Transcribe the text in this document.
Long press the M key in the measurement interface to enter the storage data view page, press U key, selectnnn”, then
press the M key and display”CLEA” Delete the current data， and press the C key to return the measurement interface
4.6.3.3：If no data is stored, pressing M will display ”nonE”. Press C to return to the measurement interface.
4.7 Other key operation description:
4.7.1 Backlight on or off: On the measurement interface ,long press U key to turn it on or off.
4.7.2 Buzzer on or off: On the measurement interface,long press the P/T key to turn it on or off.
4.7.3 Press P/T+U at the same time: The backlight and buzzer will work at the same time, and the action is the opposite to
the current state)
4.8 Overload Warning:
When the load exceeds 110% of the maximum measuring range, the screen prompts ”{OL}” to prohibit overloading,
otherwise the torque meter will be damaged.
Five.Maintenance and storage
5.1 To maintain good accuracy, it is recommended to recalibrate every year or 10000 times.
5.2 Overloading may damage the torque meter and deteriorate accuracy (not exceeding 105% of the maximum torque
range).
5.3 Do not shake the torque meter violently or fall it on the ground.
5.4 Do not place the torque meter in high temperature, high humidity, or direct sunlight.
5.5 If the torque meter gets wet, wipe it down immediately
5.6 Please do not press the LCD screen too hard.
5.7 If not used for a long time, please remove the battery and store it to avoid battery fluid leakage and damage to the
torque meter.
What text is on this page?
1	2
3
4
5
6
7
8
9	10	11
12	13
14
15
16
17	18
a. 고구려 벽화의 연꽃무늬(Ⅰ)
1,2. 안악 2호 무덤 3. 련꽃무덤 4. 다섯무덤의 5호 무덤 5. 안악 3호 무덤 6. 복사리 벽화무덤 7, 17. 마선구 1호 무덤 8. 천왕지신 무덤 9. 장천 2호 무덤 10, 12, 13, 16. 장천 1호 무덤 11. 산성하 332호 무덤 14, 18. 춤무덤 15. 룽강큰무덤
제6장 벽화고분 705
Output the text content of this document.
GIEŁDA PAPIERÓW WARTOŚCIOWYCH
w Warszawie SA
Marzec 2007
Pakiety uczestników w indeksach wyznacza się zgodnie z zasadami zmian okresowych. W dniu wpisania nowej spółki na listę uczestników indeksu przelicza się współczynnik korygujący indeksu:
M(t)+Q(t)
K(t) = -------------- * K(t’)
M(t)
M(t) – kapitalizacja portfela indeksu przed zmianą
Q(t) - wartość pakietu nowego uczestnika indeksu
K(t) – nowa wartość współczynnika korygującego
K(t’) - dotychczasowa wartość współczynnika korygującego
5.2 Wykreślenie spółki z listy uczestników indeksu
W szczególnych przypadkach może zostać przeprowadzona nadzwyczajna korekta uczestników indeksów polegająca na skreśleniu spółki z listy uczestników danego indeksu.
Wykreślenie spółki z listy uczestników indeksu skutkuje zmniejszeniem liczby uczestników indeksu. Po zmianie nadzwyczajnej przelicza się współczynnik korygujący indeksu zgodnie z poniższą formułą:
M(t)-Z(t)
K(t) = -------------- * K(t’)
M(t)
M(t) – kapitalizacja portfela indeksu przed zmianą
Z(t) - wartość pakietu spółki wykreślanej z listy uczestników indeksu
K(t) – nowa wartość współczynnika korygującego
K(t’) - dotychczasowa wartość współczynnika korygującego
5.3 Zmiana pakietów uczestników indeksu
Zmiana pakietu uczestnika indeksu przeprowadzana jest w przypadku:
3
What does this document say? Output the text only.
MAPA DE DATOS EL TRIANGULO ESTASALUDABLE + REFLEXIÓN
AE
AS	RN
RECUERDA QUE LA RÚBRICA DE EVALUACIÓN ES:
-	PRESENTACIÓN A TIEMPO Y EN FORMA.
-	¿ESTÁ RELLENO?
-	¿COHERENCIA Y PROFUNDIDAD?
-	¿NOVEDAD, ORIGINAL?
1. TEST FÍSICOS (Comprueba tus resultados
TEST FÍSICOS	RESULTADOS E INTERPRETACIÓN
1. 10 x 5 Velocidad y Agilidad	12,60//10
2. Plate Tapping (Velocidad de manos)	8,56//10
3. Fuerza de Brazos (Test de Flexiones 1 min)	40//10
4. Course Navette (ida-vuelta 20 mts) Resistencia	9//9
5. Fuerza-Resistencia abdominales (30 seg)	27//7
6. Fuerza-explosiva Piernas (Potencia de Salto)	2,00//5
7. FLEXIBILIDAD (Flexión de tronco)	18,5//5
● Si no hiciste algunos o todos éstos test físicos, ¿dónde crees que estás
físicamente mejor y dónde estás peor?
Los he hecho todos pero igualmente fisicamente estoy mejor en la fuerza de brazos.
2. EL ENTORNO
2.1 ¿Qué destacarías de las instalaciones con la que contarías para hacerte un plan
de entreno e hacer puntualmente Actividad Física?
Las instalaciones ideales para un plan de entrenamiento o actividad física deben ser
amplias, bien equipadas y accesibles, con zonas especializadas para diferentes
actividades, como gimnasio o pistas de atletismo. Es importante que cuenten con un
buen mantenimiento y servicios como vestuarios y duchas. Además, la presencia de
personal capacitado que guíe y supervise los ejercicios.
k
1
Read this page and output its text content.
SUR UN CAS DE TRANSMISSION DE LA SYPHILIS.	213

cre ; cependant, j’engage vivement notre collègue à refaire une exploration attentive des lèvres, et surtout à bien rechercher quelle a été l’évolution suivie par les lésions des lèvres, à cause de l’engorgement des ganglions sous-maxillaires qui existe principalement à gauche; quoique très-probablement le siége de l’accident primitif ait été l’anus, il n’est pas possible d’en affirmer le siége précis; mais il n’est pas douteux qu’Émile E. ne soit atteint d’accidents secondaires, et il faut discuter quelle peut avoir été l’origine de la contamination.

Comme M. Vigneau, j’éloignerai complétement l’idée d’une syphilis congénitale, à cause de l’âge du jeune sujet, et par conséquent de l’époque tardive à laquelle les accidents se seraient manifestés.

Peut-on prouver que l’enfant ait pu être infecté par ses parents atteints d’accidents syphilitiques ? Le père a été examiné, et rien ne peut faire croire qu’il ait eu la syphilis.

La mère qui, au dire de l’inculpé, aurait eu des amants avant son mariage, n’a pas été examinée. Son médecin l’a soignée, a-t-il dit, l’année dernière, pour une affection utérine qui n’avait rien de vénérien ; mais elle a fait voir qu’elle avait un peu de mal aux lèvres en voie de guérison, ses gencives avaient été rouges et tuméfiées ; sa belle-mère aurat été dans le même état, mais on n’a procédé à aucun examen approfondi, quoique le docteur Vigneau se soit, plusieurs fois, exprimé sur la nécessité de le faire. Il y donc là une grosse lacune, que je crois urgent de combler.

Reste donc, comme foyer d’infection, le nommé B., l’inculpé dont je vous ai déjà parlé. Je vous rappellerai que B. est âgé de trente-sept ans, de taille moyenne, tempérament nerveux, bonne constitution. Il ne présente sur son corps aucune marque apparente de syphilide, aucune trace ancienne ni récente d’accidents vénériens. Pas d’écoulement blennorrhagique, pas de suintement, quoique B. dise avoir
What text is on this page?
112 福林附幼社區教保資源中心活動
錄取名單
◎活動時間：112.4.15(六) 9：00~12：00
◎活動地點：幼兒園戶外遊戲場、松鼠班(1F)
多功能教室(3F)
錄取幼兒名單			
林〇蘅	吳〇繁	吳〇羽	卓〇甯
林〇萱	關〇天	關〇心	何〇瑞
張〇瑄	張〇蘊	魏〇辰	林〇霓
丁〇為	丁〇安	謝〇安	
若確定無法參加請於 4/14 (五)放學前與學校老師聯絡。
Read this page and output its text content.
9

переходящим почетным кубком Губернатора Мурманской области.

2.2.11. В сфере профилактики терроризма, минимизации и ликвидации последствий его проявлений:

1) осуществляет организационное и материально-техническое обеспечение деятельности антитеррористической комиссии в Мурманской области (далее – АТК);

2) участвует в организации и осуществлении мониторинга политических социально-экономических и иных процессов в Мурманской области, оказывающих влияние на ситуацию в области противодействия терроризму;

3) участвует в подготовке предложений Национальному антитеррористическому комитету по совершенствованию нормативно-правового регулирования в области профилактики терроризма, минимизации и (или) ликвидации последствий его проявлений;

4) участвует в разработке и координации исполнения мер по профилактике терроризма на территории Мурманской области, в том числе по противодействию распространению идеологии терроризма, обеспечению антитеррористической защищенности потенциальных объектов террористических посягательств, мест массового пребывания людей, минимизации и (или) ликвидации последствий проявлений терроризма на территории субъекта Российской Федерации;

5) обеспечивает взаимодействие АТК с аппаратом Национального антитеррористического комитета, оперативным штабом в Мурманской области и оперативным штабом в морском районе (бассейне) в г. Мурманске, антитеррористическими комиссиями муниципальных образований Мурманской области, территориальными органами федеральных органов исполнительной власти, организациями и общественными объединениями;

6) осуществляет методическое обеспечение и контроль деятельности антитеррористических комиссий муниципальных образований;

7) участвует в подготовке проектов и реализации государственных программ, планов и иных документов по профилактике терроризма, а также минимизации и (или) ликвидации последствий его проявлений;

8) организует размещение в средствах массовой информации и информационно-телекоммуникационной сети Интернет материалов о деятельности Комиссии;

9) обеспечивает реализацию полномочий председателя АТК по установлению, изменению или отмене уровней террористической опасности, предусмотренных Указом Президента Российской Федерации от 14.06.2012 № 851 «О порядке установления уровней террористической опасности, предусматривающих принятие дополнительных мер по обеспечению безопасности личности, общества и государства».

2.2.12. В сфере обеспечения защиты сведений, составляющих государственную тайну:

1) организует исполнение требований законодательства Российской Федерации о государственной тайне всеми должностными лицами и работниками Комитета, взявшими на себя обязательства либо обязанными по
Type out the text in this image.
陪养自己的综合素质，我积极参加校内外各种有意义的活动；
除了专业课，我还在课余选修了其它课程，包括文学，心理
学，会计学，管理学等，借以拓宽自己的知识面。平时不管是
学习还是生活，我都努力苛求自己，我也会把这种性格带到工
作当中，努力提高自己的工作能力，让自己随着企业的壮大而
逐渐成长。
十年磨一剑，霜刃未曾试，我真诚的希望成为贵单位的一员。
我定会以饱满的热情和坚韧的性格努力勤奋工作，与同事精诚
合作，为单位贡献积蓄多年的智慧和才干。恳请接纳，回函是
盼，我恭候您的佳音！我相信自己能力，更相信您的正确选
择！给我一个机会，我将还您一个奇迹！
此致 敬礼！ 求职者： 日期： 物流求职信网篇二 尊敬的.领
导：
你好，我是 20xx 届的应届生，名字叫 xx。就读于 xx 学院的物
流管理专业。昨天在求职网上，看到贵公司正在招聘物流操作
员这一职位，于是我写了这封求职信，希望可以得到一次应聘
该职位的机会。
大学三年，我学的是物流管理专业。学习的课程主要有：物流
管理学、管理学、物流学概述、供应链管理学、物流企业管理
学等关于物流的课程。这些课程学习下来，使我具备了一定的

------------------------------

TASK GOAL: Make a tally of the lines in this data that include the string "return", and answer with that tally alone.

FULL OUTPUT: 2